>> start

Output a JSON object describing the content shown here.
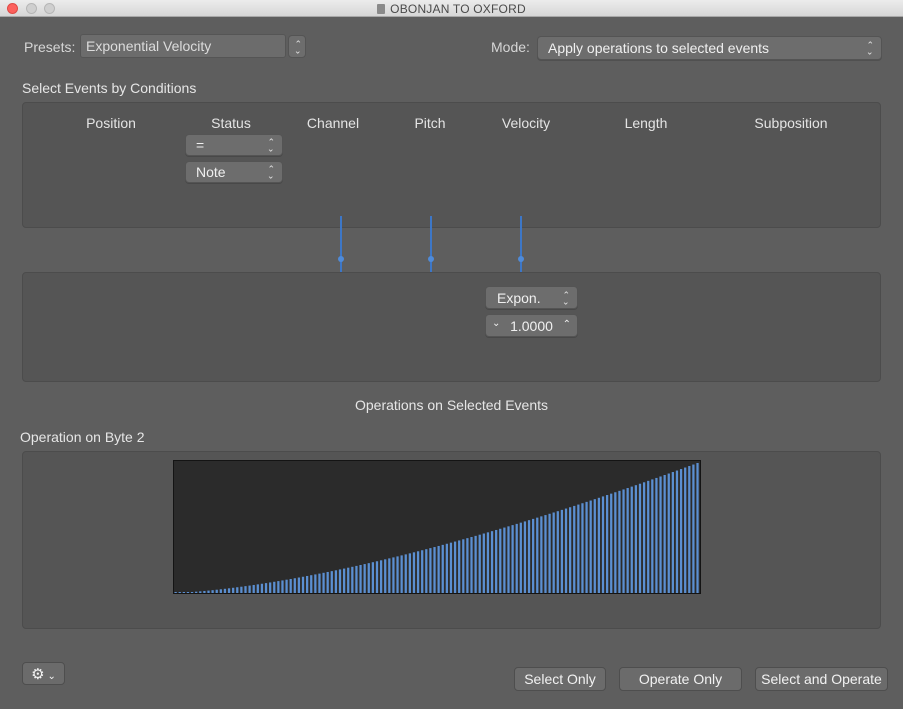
{
  "window": {
    "title": "OBONJAN TO OXFORD"
  },
  "presets": {
    "label": "Presets:",
    "value": "Exponential Velocity"
  },
  "mode": {
    "label": "Mode:",
    "value": "Apply operations to selected events"
  },
  "conditions": {
    "title": "Select Events by Conditions",
    "columns": [
      "Position",
      "Status",
      "Channel",
      "Pitch",
      "Velocity",
      "Length",
      "Subposition"
    ],
    "status_operator": "=",
    "status_value": "Note"
  },
  "operations": {
    "velocity_operation": "Expon.",
    "velocity_value": "1.0000",
    "title": "Operations on Selected Events"
  },
  "byte2": {
    "title": "Operation on Byte 2",
    "curve_exponent_hint": 1.0,
    "bar_color": "#5b8fd1"
  },
  "buttons": {
    "select_only": "Select Only",
    "operate_only": "Operate Only",
    "select_and_operate": "Select and Operate"
  }
}
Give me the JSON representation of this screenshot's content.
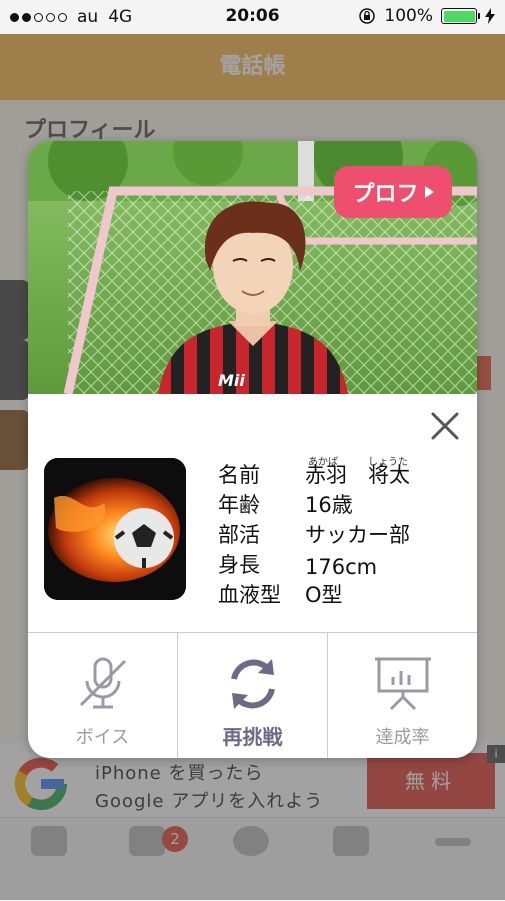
{
  "status": {
    "carrier": "au",
    "network": "4G",
    "time": "20:06",
    "battery": "100%"
  },
  "app": {
    "nav_title": "電話帳",
    "section_title": "プロフィール"
  },
  "ad": {
    "line1": "iPhone を買ったら",
    "line2": "Google アプリを入れよう",
    "button": "無料",
    "info": "i"
  },
  "tabbar": {
    "badge_count": "2"
  },
  "modal": {
    "prof_button": "プロフ",
    "profile": {
      "name_label": "名前",
      "name_value": "赤羽　将太",
      "name_ruby_1": "あかば",
      "name_ruby_2": "しょうた",
      "age_label": "年齢",
      "age_value": "16歳",
      "club_label": "部活",
      "club_value": "サッカー部",
      "height_label": "身長",
      "height_value": "176cm",
      "blood_label": "血液型",
      "blood_value": "O型"
    },
    "actions": {
      "voice": "ボイス",
      "retry": "再挑戦",
      "achievement": "達成率"
    }
  },
  "colors": {
    "accent_pink": "#ef4f6f",
    "nav_orange": "#f6b94e",
    "icon_gray": "#9a9aa6",
    "icon_dark": "#6b6b85"
  }
}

>> end

*PROMPT*
Each line in the entries above that includes the string "Operate" should be extracted.

*SOLUTION TO THE EXERCISE*
    "operate_only": "Operate Only",
    "select_and_operate": "Select and Operate"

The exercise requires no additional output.